_Set task 1_. Write out the stretch of rows from the line containing "sent-date: Apr 6 [243, 50, 310, 81]" through the final row, with both ends included.

_Source excerpt_.

Category Archives: Logistics

Three Great Tips for Redesigning Your Logistics Network

A recent article in Logistics Management contained 6 Network Redesign Tips designed to help you reduce distribution costs. The following three tips are particularly relevant regardless of the type of supply chain you operate:

  • Being Green Can Bring More Green If it’s truly green, it saves you money. If a solution that purports to be green increases costs, then you can be sure it’s another example of greenwashing, because truly green solutions reduce the requirements for energy, water, and other natural resources, which ultimately decreases costs. Examples given in the article include replacing high-intensity discharge lights with energy-efficient fluorescent lighting, installing solar panels, and utilizing fans for air circulation, but there are dozens of ways you can reduce costs. See the green and sustainability archives for other items.

_Set task 2_. According to the logistics excerpt, how many network redesign tips did the recent article in Logistics Management contain?

_Records shown_.
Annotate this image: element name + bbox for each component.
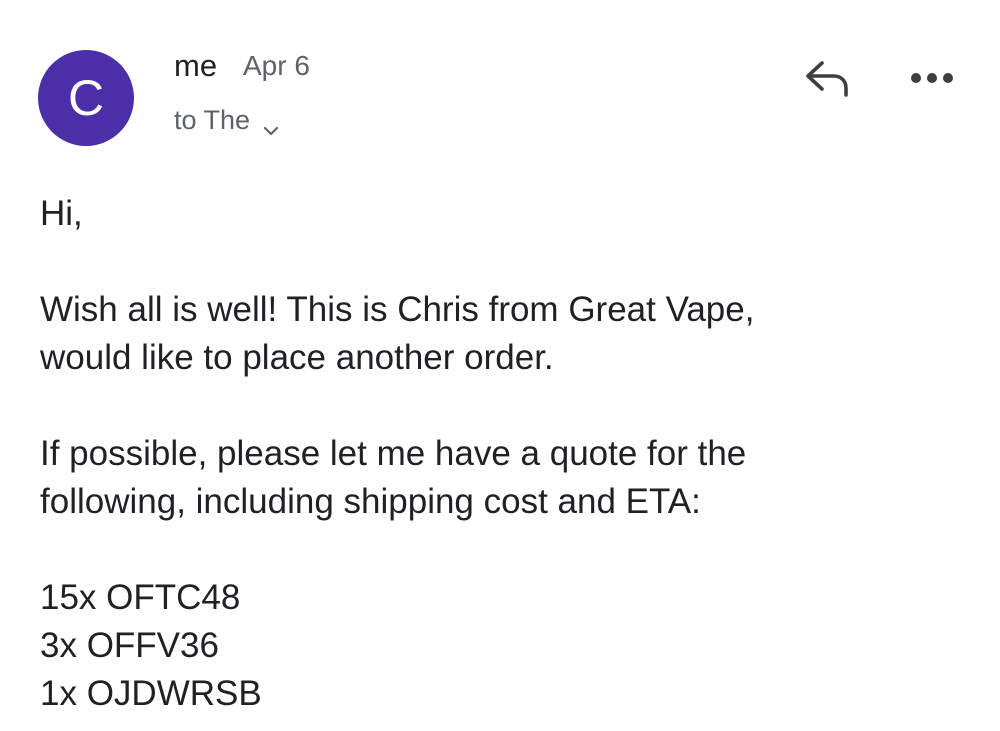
sent-date: Apr 6 [243, 50, 310, 81]
greeting: Hi, [40, 194, 83, 233]
avatar-letter: C [67, 70, 105, 126]
paragraph-intro: Wish all is well! This is Chris from Gre… [40, 290, 755, 377]
more-horizontal-icon [911, 73, 953, 83]
message-header: C me Apr 6 to The [0, 0, 1000, 160]
sender-avatar[interactable]: C [38, 50, 134, 146]
order-item: 1x OJDWRSB [40, 674, 262, 713]
recipients-label: to The [174, 105, 251, 135]
reply-icon [806, 61, 848, 97]
more-options-button[interactable] [906, 60, 958, 96]
order-item: 3x OFFV36 [40, 626, 219, 665]
message-body: Hi, Wish all is well! This is Chris from… [40, 190, 970, 718]
sender-name[interactable]: me [174, 48, 217, 84]
recipients-toggle[interactable]: to The [174, 105, 280, 136]
paragraph-request: If possible, please let me have a quote … [40, 434, 747, 521]
reply-button[interactable] [800, 55, 852, 101]
chevron-down-icon [262, 114, 280, 135]
order-item: 15x OFTC48 [40, 578, 241, 617]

_Answer 1_.
sent-date: Apr 6 [243, 50, 310, 81]
greeting: Hi, [40, 194, 83, 233]
avatar-letter: C [67, 70, 105, 126]
paragraph-intro: Wish all is well! This is Chris from Gre… [40, 290, 755, 377]
more-horizontal-icon [911, 73, 953, 83]
message-header: C me Apr 6 to The [0, 0, 1000, 160]
sender-avatar[interactable]: C [38, 50, 134, 146]
order-item: 1x OJDWRSB [40, 674, 262, 713]
recipients-label: to The [174, 105, 251, 135]
reply-icon [806, 61, 848, 97]
more-options-button[interactable] [906, 60, 958, 96]
order-item: 3x OFFV36 [40, 626, 219, 665]
message-body: Hi, Wish all is well! This is Chris from… [40, 190, 970, 718]
sender-name[interactable]: me [174, 48, 217, 84]
recipients-toggle[interactable]: to The [174, 105, 280, 136]
paragraph-request: If possible, please let me have a quote … [40, 434, 747, 521]
reply-button[interactable] [800, 55, 852, 101]
chevron-down-icon [262, 114, 280, 135]
order-item: 15x OFTC48 [40, 578, 241, 617]

_Answer 2_. Six.